## Directions for this task
Write out each line of the material again, word for word.

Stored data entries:
++++

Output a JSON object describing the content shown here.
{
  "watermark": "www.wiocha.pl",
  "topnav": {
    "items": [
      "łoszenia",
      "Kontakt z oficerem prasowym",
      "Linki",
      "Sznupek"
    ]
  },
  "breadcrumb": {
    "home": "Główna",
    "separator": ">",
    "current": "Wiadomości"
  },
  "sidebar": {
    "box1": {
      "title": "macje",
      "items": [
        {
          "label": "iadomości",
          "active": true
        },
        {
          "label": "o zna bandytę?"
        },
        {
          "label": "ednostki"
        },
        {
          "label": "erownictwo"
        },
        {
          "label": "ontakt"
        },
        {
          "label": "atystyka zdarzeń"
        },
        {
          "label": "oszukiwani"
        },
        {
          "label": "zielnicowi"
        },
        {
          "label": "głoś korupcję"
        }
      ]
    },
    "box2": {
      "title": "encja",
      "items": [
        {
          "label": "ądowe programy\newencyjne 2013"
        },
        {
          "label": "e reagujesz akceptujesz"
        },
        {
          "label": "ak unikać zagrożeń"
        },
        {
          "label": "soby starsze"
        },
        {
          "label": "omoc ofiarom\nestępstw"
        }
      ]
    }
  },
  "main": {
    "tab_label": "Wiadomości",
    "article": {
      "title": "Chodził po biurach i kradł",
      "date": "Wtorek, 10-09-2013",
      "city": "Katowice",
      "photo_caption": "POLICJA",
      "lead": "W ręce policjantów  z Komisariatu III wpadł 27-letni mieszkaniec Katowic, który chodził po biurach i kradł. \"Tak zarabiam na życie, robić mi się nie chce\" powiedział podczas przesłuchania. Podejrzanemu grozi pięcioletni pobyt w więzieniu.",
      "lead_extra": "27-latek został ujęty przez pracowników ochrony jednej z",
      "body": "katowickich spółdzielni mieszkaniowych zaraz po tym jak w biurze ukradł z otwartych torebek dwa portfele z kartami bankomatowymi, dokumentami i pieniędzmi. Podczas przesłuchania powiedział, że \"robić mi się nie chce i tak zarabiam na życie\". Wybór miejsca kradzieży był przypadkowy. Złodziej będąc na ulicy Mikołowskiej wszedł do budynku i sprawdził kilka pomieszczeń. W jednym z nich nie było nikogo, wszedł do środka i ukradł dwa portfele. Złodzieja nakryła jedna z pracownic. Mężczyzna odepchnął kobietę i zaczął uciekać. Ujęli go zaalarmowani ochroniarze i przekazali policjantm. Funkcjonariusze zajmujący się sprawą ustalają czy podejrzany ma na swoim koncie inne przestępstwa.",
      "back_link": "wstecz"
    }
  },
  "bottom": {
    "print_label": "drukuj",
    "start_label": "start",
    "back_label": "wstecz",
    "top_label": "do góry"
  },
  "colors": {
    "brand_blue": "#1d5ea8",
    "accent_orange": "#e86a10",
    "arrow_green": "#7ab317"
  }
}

++++

## Full response
Output a JSON object describing the content shown here.
{
  "watermark": "www.wiocha.pl",
  "topnav": {
    "items": [
      "łoszenia",
      "Kontakt z oficerem prasowym",
      "Linki",
      "Sznupek"
    ]
  },
  "breadcrumb": {
    "home": "Główna",
    "separator": ">",
    "current": "Wiadomości"
  },
  "sidebar": {
    "box1": {
      "title": "macje",
      "items": [
        {
          "label": "iadomości",
          "active": true
        },
        {
          "label": "o zna bandytę?"
        },
        {
          "label": "ednostki"
        },
        {
          "label": "erownictwo"
        },
        {
          "label": "ontakt"
        },
        {
          "label": "atystyka zdarzeń"
        },
        {
          "label": "oszukiwani"
        },
        {
          "label": "zielnicowi"
        },
        {
          "label": "głoś korupcję"
        }
      ]
    },
    "box2": {
      "title": "encja",
      "items": [
        {
          "label": "ądowe programy\newencyjne 2013"
        },
        {
          "label": "e reagujesz akceptujesz"
        },
        {
          "label": "ak unikać zagrożeń"
        },
        {
          "label": "soby starsze"
        },
        {
          "label": "omoc ofiarom\nestępstw"
        }
      ]
    }
  },
  "main": {
    "tab_label": "Wiadomości",
    "article": {
      "title": "Chodził po biurach i kradł",
      "date": "Wtorek, 10-09-2013",
      "city": "Katowice",
      "photo_caption": "POLICJA",
      "lead": "W ręce policjantów  z Komisariatu III wpadł 27-letni mieszkaniec Katowic, który chodził po biurach i kradł. \"Tak zarabiam na życie, robić mi się nie chce\" powiedział podczas przesłuchania. Podejrzanemu grozi pięcioletni pobyt w więzieniu.",
      "lead_extra": "27-latek został ujęty przez pracowników ochrony jednej z",
      "body": "katowickich spółdzielni mieszkaniowych zaraz po tym jak w biurze ukradł z otwartych torebek dwa portfele z kartami bankomatowymi, dokumentami i pieniędzmi. Podczas przesłuchania powiedział, że \"robić mi się nie chce i tak zarabiam na życie\". Wybór miejsca kradzieży był przypadkowy. Złodziej będąc na ulicy Mikołowskiej wszedł do budynku i sprawdził kilka pomieszczeń. W jednym z nich nie było nikogo, wszedł do środka i ukradł dwa portfele. Złodzieja nakryła jedna z pracownic. Mężczyzna odepchnął kobietę i zaczął uciekać. Ujęli go zaalarmowani ochroniarze i przekazali policjantm. Funkcjonariusze zajmujący się sprawą ustalają czy podejrzany ma na swoim koncie inne przestępstwa.",
      "back_link": "wstecz"
    }
  },
  "bottom": {
    "print_label": "drukuj",
    "start_label": "start",
    "back_label": "wstecz",
    "top_label": "do góry"
  },
  "colors": {
    "brand_blue": "#1d5ea8",
    "accent_orange": "#e86a10",
    "arrow_green": "#7ab317"
  }
}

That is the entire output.